- PROBLEMAS E TAREFAS -
a) Reescreva o trecho do texto sobre a partícula apassivante que começa em "Assim, deverá ser: vendem-se" e vai até "auxiliar ser .", substituindo "cartas" por "mensagens".
b) Escreva a continuação do texto sobre a voz passiva com a partícula apassivante, partindo da última frase apresentada.

- TEXTO -
Friday, May 19, 2006

LÍNGUA PORTUGUESA - emprego da partícula apassivante


VOZ PASSIVA COM A PARTÍCULA APASSIVANTE
Um amigo pôs-me, num destes dias, uma questão linguística um pouco complicada para ser cabalmente esclarecida.
Disse-me que tem ouvido e também tem visto escrito, com muita frequência, as expressões alternativas: vendem-se casas/ vende-se casas; alugam-se barracas/aluga-se barracas (da praia) ; escrevem-se cartas/escreve-se cartas, etc. “Qual das duas formas estará correcta, o verbo transitivo no plural ou no singular ?”
A pergunta é bem pertinente, e, como se imagina, formulada por muitos portugueses com alguma cultura. Mas a resposta fundamentada por um raciocínio lógico e plausível não se encontra em nenhuma das gramáticas consultadas. Nestas, como código da norma da língua portuguesa , a regra geral, é da obediência à primeira versão, isto é, o verbo transitivo na terceira pessoa do plural .
Assim, deverá ser: vendem-se casas; alugam-se barracas; escrevem-se cartas, etc.Trata-se da voz passiva dos verbos que, normalmente, é formada com o verbo auxiliar ser .
Nestes casos a voz passiva é obtida com o uso da partícula apassivante se. Assim, nos exemplos acima, vendem-se casas, na voz passiva, casas são vendidas ; alugam-se barracas, equivale a dizer: barracas são alugadas; escrevem-se cartas ou cartas são escritas, etc. A gramática limita-se a referir que neste caso, o da voz passiva, com a partícula apassivante, não vem expresso o agente da passiva. E aqui é que está o busílis da questão: as casas não se vendem a si próprias; as barracas não se alugam a si próprias; as cartas não se escrevem a si próprias, etc. Na voz activa : (alguém) vende casas ; (alguém) aluga barracas; (alguém) escreve cartas, etc. É assim que entende quem opta pelo conjugação do verbo transitivo no singular: vende-se casas; aluga-se barracas; escreve-se cartas.

- DADOS ARMAZENADOS -
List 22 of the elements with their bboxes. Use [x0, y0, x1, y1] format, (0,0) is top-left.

- RESULTADOS DAS TAREFAS -
a)
Assim, deverá ser: vendem-se casas; alugam-se barracas; escrevem-se mensagens, etc.Trata-se da voz passiva dos verbos que, normalmente, é formada com o verbo auxiliar ser .

b)
Só que, neste raciocínio, aquilo que se denomina partícula apassivante (se), passa a corresponder ao pronome indefinido (alguém), como acontece em francês: on vend des maisons; on loue des tentes; on écrit des lettres, etc., em que “on” é um pronome indefinido que se traduz, vulgarmente, por alguém. Peguemos num só exemplo. Consideremos, na voz activa: vende-se (aceitando se =alguém) casas. Com um pequeno desvio da norma, como acontece no português do Brasil, dir-se-ia: se vende casas. Então, sem alterar a posição dos componentes da frase bastaria substituir se por alguém.Vertamos agora para a voz passiva esta versão: vende-se casas ou alguém vende casas. Teremos então: casas são vendidas por (alguém).
O complemento directo da voz activa, casas, passa para sujeito da voz passiva e o verbo como tem de concordar com o novo sujeito vai para o plural ; o sujeito, alguém, passa para agente da passiva precedido da preposição por, . Assim, quando as gramáticas dizem que não está expresso o agente da passiva, poderá contestar-se que o mesmo é subentendido. Repare-se que o pronome, alguém, quer como sujeito na voz activa ou agente da passiva é sempre o agente da acção.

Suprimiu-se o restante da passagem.